### What you need to do
Identify the lines that contain the string "Chrome", then copy each of them.

begin

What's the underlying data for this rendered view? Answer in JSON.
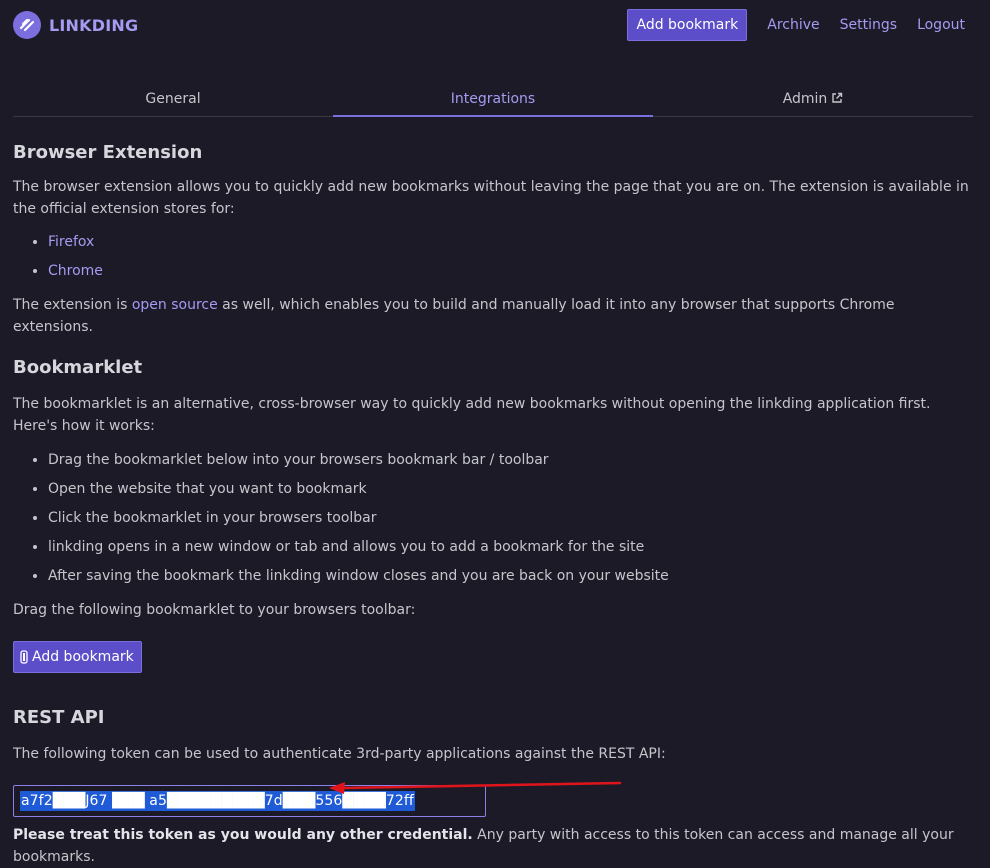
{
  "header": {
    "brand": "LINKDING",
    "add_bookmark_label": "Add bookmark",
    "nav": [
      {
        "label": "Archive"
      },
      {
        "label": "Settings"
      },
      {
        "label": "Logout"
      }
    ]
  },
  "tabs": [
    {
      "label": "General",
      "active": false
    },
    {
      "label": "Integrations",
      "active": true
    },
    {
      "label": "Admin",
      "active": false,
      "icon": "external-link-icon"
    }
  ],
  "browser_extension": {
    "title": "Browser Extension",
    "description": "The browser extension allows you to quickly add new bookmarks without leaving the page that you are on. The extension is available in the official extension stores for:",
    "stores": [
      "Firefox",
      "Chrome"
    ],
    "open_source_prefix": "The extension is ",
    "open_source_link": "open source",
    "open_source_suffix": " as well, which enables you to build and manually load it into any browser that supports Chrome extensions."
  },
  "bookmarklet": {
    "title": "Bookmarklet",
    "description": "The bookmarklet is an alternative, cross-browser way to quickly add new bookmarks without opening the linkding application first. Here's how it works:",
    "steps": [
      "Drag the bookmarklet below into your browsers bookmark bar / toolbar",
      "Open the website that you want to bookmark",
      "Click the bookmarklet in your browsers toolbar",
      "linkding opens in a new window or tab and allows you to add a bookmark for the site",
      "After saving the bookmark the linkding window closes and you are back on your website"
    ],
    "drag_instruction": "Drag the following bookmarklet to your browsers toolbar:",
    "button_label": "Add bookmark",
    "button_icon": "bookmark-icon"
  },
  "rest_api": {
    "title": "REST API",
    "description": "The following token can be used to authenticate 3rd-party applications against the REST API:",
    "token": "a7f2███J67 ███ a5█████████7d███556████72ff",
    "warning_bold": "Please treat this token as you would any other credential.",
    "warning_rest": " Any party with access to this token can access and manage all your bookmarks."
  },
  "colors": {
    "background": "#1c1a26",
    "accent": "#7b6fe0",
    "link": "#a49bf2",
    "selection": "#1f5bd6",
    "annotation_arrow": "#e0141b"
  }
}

end
begin

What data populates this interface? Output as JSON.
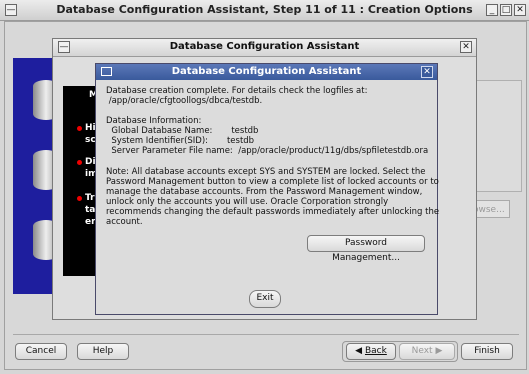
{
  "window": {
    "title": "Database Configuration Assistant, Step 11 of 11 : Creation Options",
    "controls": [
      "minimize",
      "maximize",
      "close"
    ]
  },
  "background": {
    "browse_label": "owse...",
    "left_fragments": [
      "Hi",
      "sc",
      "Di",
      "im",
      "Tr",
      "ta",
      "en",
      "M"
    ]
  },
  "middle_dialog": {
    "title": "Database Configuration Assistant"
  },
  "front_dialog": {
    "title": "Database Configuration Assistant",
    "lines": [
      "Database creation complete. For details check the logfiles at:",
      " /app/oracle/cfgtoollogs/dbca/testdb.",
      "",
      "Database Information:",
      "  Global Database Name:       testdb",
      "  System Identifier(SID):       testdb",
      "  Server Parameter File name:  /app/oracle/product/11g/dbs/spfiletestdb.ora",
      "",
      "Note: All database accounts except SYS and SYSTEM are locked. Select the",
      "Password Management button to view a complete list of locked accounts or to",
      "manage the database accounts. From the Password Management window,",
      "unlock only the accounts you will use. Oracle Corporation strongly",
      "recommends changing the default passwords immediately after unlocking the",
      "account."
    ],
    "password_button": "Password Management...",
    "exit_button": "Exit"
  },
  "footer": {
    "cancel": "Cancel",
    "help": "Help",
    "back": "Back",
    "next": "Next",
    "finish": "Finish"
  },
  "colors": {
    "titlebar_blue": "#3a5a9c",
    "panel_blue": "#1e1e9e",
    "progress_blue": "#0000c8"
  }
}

end
begin

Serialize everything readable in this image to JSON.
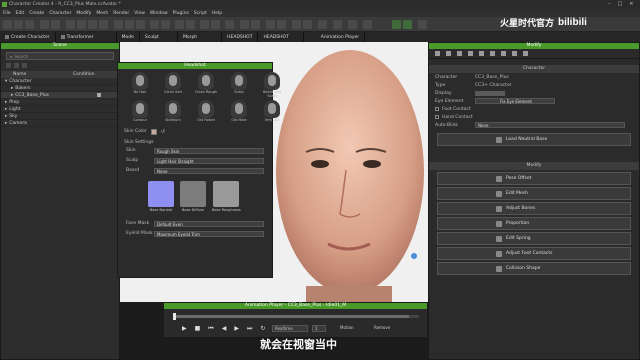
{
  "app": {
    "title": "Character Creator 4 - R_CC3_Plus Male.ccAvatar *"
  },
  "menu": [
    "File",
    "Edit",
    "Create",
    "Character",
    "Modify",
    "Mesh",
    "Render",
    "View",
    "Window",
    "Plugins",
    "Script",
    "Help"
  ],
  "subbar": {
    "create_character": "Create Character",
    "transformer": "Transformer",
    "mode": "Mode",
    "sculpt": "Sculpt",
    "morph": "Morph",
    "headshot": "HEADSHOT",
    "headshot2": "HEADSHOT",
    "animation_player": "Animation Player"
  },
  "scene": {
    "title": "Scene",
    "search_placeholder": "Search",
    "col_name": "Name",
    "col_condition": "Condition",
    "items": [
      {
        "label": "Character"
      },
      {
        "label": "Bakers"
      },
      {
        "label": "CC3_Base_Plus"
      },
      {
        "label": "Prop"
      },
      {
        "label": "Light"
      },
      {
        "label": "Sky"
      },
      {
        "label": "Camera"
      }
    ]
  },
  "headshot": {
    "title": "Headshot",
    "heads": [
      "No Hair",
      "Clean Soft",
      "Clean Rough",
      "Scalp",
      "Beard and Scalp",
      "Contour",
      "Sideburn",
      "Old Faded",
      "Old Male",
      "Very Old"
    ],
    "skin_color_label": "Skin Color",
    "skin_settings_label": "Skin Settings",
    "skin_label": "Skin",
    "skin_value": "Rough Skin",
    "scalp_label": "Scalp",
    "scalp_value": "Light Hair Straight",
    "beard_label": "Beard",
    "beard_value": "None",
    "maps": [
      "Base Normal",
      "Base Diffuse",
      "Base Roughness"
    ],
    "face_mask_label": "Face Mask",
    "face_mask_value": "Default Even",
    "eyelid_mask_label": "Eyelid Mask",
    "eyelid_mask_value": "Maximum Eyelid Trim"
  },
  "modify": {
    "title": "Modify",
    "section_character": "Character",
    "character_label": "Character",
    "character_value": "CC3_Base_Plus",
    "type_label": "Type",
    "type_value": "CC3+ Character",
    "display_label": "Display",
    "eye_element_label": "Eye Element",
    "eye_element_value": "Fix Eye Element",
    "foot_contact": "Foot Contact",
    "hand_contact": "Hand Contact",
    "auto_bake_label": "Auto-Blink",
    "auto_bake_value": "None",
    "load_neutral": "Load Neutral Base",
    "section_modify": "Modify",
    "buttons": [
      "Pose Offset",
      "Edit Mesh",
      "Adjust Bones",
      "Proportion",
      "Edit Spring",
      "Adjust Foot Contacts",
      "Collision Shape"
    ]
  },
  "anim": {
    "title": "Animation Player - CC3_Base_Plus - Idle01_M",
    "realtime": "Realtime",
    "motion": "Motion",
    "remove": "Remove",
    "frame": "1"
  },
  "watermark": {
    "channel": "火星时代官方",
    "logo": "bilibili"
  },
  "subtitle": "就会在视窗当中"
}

end

### Solved problem
      "Chrome"
    "open_source_suffix": " as well, which enables you to build and manually load it into any browser that supports Chrome extensions."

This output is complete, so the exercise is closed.